Copy out each line featuring the string "Đông" from the entries beneath.

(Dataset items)
__________
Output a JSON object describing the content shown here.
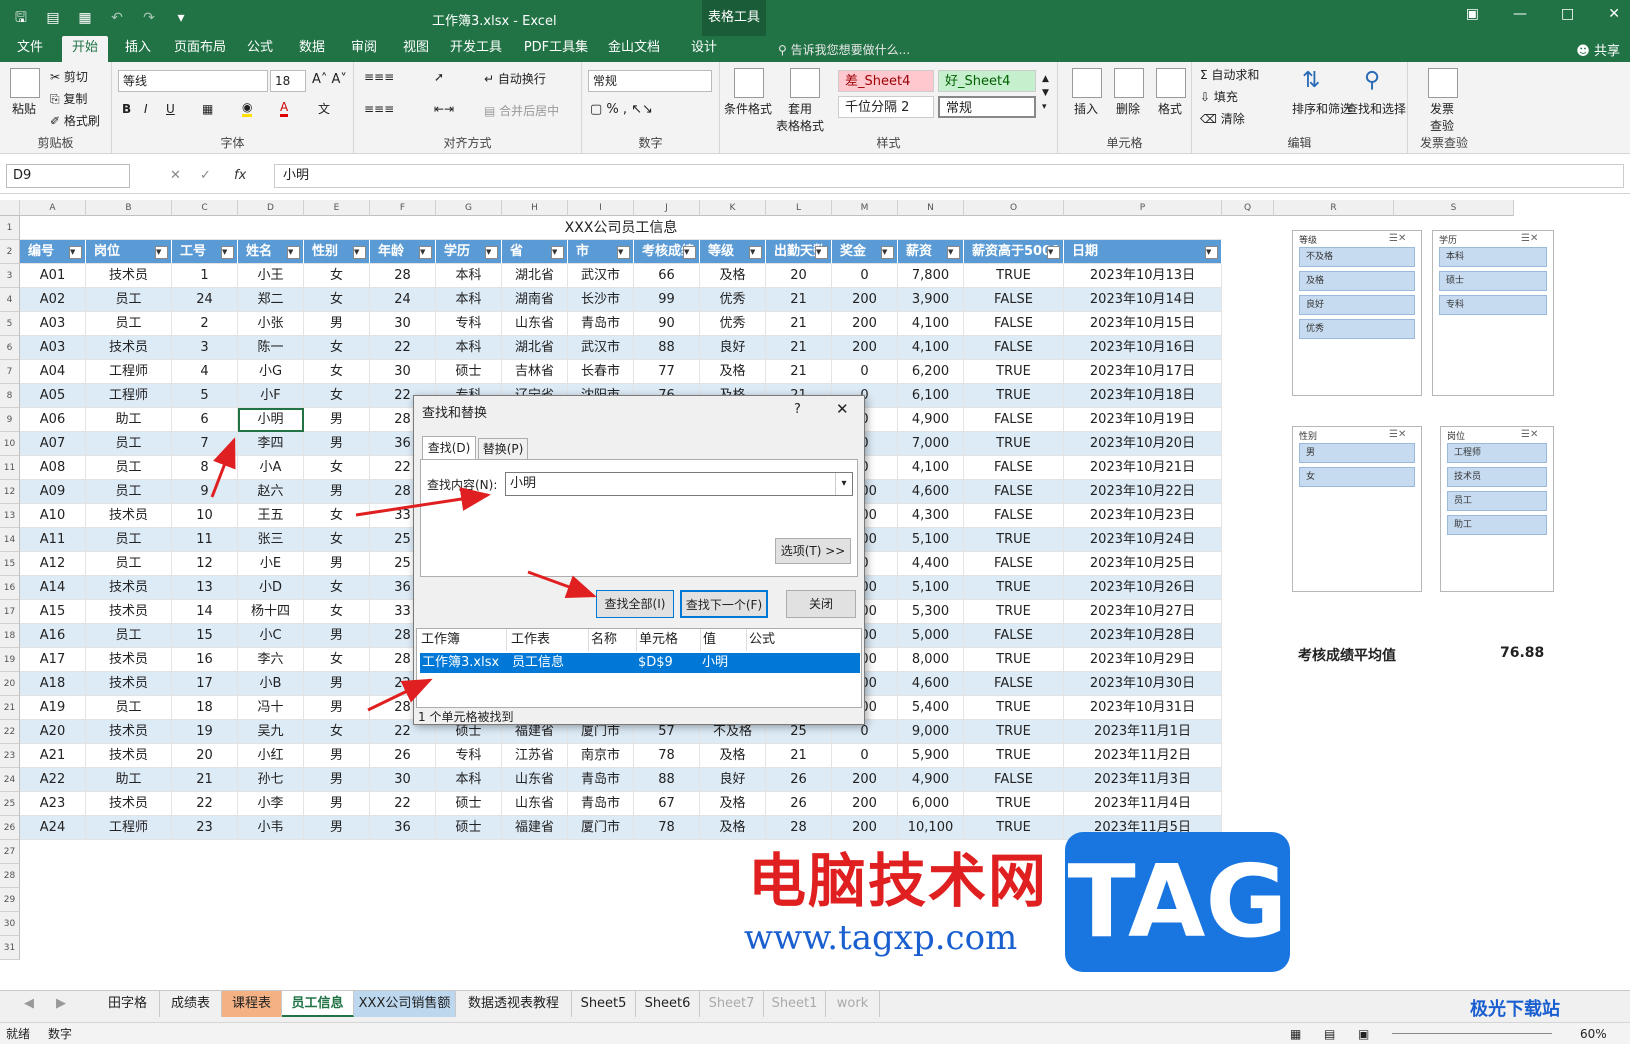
{
  "title": {
    "doc": "工作簿3.xlsx - Excel",
    "context_tab": "表格工具",
    "share": "共享",
    "tellme": "告诉我您想要做什么..."
  },
  "tabs": [
    "文件",
    "开始",
    "插入",
    "页面布局",
    "公式",
    "数据",
    "审阅",
    "视图",
    "开发工具",
    "PDF工具集",
    "金山文档",
    "设计"
  ],
  "ribbon": {
    "clipboard": {
      "paste": "粘贴",
      "cut": "剪切",
      "copy": "复制",
      "painter": "格式刷",
      "label": "剪贴板"
    },
    "font": {
      "name": "等线",
      "size": "18",
      "label": "字体",
      "bold": "B",
      "italic": "I",
      "underline": "U"
    },
    "align": {
      "wrap": "自动换行",
      "merge": "合并后居中",
      "label": "对齐方式"
    },
    "number": {
      "format": "常规",
      "label": "数字"
    },
    "styles": {
      "cond": "条件格式",
      "table": "套用\n表格格式",
      "bad": "差_Sheet4",
      "good": "好_Sheet4",
      "comma": "千位分隔 2",
      "normal": "常规",
      "label": "样式"
    },
    "cells": {
      "insert": "插入",
      "delete": "删除",
      "format": "格式",
      "label": "单元格"
    },
    "edit": {
      "autosum": "自动求和",
      "fill": "填充",
      "clear": "清除",
      "sort": "排序和筛选",
      "find": "查找和选择",
      "label": "编辑"
    },
    "invoice": {
      "btn": "发票\n查验",
      "label": "发票查验"
    }
  },
  "formula_bar": {
    "namebox": "D9",
    "value": "小明",
    "fx": "fx"
  },
  "columns": [
    "A",
    "B",
    "C",
    "D",
    "E",
    "F",
    "G",
    "H",
    "I",
    "J",
    "K",
    "L",
    "M",
    "N",
    "O",
    "P",
    "Q",
    "R",
    "S"
  ],
  "sheet_title": "XXX公司员工信息",
  "headers": [
    "编号",
    "岗位",
    "工号",
    "姓名",
    "性别",
    "年龄",
    "学历",
    "省",
    "市",
    "考核成绩",
    "等级",
    "出勤天数",
    "奖金",
    "薪资",
    "薪资高于5000",
    "日期"
  ],
  "rows": [
    [
      "A01",
      "技术员",
      "1",
      "小王",
      "女",
      "28",
      "本科",
      "湖北省",
      "武汉市",
      "66",
      "及格",
      "20",
      "0",
      "7,800",
      "TRUE",
      "2023年10月13日"
    ],
    [
      "A02",
      "员工",
      "24",
      "郑二",
      "女",
      "24",
      "本科",
      "湖南省",
      "长沙市",
      "99",
      "优秀",
      "21",
      "200",
      "3,900",
      "FALSE",
      "2023年10月14日"
    ],
    [
      "A03",
      "员工",
      "2",
      "小张",
      "男",
      "30",
      "专科",
      "山东省",
      "青岛市",
      "90",
      "优秀",
      "21",
      "200",
      "4,100",
      "FALSE",
      "2023年10月15日"
    ],
    [
      "A03",
      "技术员",
      "3",
      "陈一",
      "女",
      "22",
      "本科",
      "湖北省",
      "武汉市",
      "88",
      "良好",
      "21",
      "200",
      "4,100",
      "FALSE",
      "2023年10月16日"
    ],
    [
      "A04",
      "工程师",
      "4",
      "小G",
      "女",
      "30",
      "硕士",
      "吉林省",
      "长春市",
      "77",
      "及格",
      "21",
      "0",
      "6,200",
      "TRUE",
      "2023年10月17日"
    ],
    [
      "A05",
      "工程师",
      "5",
      "小F",
      "女",
      "22",
      "专科",
      "辽宁省",
      "沈阳市",
      "76",
      "及格",
      "21",
      "0",
      "6,100",
      "TRUE",
      "2023年10月18日"
    ],
    [
      "A06",
      "助工",
      "6",
      "小明",
      "男",
      "28",
      "",
      "",
      "",
      "",
      "",
      "",
      "0",
      "4,900",
      "FALSE",
      "2023年10月19日"
    ],
    [
      "A07",
      "员工",
      "7",
      "李四",
      "男",
      "36",
      "",
      "",
      "",
      "",
      "",
      "",
      "0",
      "7,000",
      "TRUE",
      "2023年10月20日"
    ],
    [
      "A08",
      "员工",
      "8",
      "小A",
      "女",
      "22",
      "",
      "",
      "",
      "",
      "",
      "",
      "0",
      "4,100",
      "FALSE",
      "2023年10月21日"
    ],
    [
      "A09",
      "员工",
      "9",
      "赵六",
      "男",
      "28",
      "",
      "",
      "",
      "",
      "",
      "",
      "200",
      "4,600",
      "FALSE",
      "2023年10月22日"
    ],
    [
      "A10",
      "技术员",
      "10",
      "王五",
      "女",
      "33",
      "",
      "",
      "",
      "",
      "",
      "",
      "200",
      "4,300",
      "FALSE",
      "2023年10月23日"
    ],
    [
      "A11",
      "员工",
      "11",
      "张三",
      "女",
      "25",
      "",
      "",
      "",
      "",
      "",
      "",
      "200",
      "5,100",
      "TRUE",
      "2023年10月24日"
    ],
    [
      "A12",
      "员工",
      "12",
      "小E",
      "男",
      "25",
      "",
      "",
      "",
      "",
      "",
      "",
      "0",
      "4,400",
      "FALSE",
      "2023年10月25日"
    ],
    [
      "A14",
      "技术员",
      "13",
      "小D",
      "女",
      "36",
      "",
      "",
      "",
      "",
      "",
      "",
      "200",
      "5,100",
      "TRUE",
      "2023年10月26日"
    ],
    [
      "A15",
      "技术员",
      "14",
      "杨十四",
      "女",
      "33",
      "",
      "",
      "",
      "",
      "",
      "",
      "200",
      "5,300",
      "TRUE",
      "2023年10月27日"
    ],
    [
      "A16",
      "员工",
      "15",
      "小C",
      "男",
      "28",
      "",
      "",
      "",
      "",
      "",
      "",
      "200",
      "5,000",
      "FALSE",
      "2023年10月28日"
    ],
    [
      "A17",
      "技术员",
      "16",
      "李六",
      "女",
      "28",
      "",
      "",
      "",
      "",
      "",
      "",
      "200",
      "8,000",
      "TRUE",
      "2023年10月29日"
    ],
    [
      "A18",
      "技术员",
      "17",
      "小B",
      "男",
      "22",
      "",
      "",
      "",
      "",
      "",
      "",
      "200",
      "4,600",
      "FALSE",
      "2023年10月30日"
    ],
    [
      "A19",
      "员工",
      "18",
      "冯十",
      "男",
      "28",
      "",
      "",
      "",
      "",
      "",
      "",
      "200",
      "5,400",
      "TRUE",
      "2023年10月31日"
    ],
    [
      "A20",
      "技术员",
      "19",
      "吴九",
      "女",
      "22",
      "硕士",
      "福建省",
      "厦门市",
      "57",
      "不及格",
      "25",
      "0",
      "9,000",
      "TRUE",
      "2023年11月1日"
    ],
    [
      "A21",
      "技术员",
      "20",
      "小红",
      "男",
      "26",
      "专科",
      "江苏省",
      "南京市",
      "78",
      "及格",
      "21",
      "0",
      "5,900",
      "TRUE",
      "2023年11月2日"
    ],
    [
      "A22",
      "助工",
      "21",
      "孙七",
      "男",
      "30",
      "本科",
      "山东省",
      "青岛市",
      "88",
      "良好",
      "26",
      "200",
      "4,900",
      "FALSE",
      "2023年11月3日"
    ],
    [
      "A23",
      "技术员",
      "22",
      "小李",
      "男",
      "22",
      "硕士",
      "山东省",
      "青岛市",
      "67",
      "及格",
      "26",
      "200",
      "6,000",
      "TRUE",
      "2023年11月4日"
    ],
    [
      "A24",
      "工程师",
      "23",
      "小韦",
      "男",
      "36",
      "硕士",
      "福建省",
      "厦门市",
      "78",
      "及格",
      "28",
      "200",
      "10,100",
      "TRUE",
      "2023年11月5日"
    ]
  ],
  "slicers": [
    {
      "title": "等级",
      "items": [
        "不及格",
        "及格",
        "良好",
        "优秀"
      ]
    },
    {
      "title": "学历",
      "items": [
        "本科",
        "硕士",
        "专科"
      ]
    },
    {
      "title": "性别",
      "items": [
        "男",
        "女"
      ]
    },
    {
      "title": "岗位",
      "items": [
        "工程师",
        "技术员",
        "员工",
        "助工"
      ]
    }
  ],
  "summary": {
    "label": "考核成绩平均值",
    "value": "76.88"
  },
  "dialog": {
    "title": "查找和替换",
    "help": "?",
    "close": "✕",
    "tab_find": "查找(D)",
    "tab_replace": "替换(P)",
    "find_label": "查找内容(N):",
    "find_value": "小明",
    "options": "选项(T) >>",
    "find_all": "查找全部(I)",
    "find_next": "查找下一个(F)",
    "close_btn": "关闭",
    "result_headers": [
      "工作簿",
      "工作表",
      "名称",
      "单元格",
      "值",
      "公式"
    ],
    "result_row": [
      "工作簿3.xlsx",
      "员工信息",
      "",
      "$D$9",
      "小明",
      ""
    ],
    "status": "1 个单元格被找到"
  },
  "sheet_tabs": [
    "田字格",
    "成绩表",
    "课程表",
    "员工信息",
    "XXX公司销售额",
    "数据透视表教程",
    "Sheet5",
    "Sheet6",
    "Sheet7",
    "Sheet1",
    "work"
  ],
  "status": {
    "ready": "就绪",
    "num": "数字",
    "zoom": "60%"
  },
  "watermark": {
    "cn": "电脑技术网",
    "url": "www.tagxp.com",
    "tag": "TAG",
    "dl": "极光下载站"
  }
}
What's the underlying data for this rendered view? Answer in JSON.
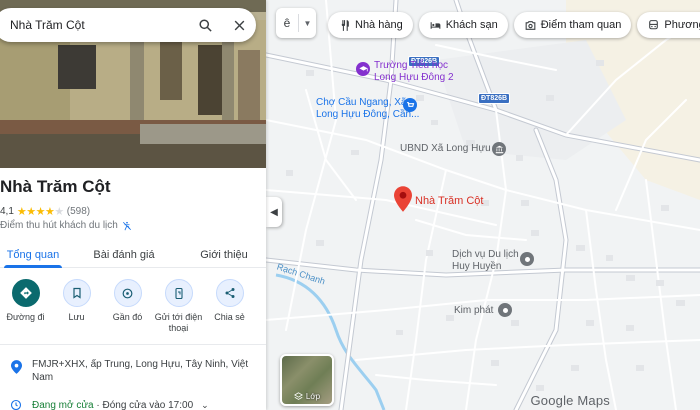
{
  "search": {
    "query": "Nhà Trăm Cột"
  },
  "place": {
    "name": "Nhà Trăm Cột",
    "rating": "4,1",
    "stars": 4,
    "review_count": "(598)",
    "category": "Điểm thu hút khách du lịch"
  },
  "tabs": [
    {
      "label": "Tổng quan",
      "active": true
    },
    {
      "label": "Bài đánh giá",
      "active": false
    },
    {
      "label": "Giới thiệu",
      "active": false
    }
  ],
  "actions": [
    {
      "label": "Đường đi",
      "icon": "directions-icon"
    },
    {
      "label": "Lưu",
      "icon": "bookmark-icon"
    },
    {
      "label": "Gần đó",
      "icon": "nearby-icon"
    },
    {
      "label": "Gửi tới điện thoại",
      "icon": "phone-icon"
    },
    {
      "label": "Chia sẻ",
      "icon": "share-icon"
    }
  ],
  "details": {
    "address": "FMJR+XHX, ấp Trung, Long Hựu, Tây Ninh, Việt Nam",
    "hours_status": "Đang mở cửa",
    "hours_detail": "· Đóng cửa vào 17:00"
  },
  "map": {
    "language_button": "ê",
    "chips": [
      {
        "label": "Nhà hàng",
        "icon": "restaurant-icon"
      },
      {
        "label": "Khách sạn",
        "icon": "hotel-icon"
      },
      {
        "label": "Điểm tham quan",
        "icon": "camera-icon"
      },
      {
        "label": "Phương tiện công",
        "icon": "transit-icon"
      }
    ],
    "labels": {
      "school": "Trường Tiểu học\nLong Hựu Đông 2",
      "market": "Chợ Cầu Ngang, Xã\nLong Hựu Đông, Cần...",
      "ubnd": "UBND Xã Long Hựu",
      "pin": "Nhà Trăm Cột",
      "tourism": "Dịch vụ Du lịch\nHuy Huyền",
      "kimphat": "Kim phát",
      "river": "Rạch Chanh"
    },
    "road_shield_1": "ĐT826B",
    "road_shield_2": "ĐT826B",
    "layers_label": "Lớp",
    "logo": "Google Maps",
    "colors": {
      "pin": "#ea4335",
      "water": "#9ccff0",
      "purple_poi": "#8430ce",
      "blue_poi": "#1a73e8",
      "grey_poi": "#70757a"
    }
  }
}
__________
## SOLUTION
      "school": "Trường Tiểu học\nLong Hựu Đông 2",
      "market": "Chợ Cầu Ngang, Xã\nLong Hựu Đông, Cần...",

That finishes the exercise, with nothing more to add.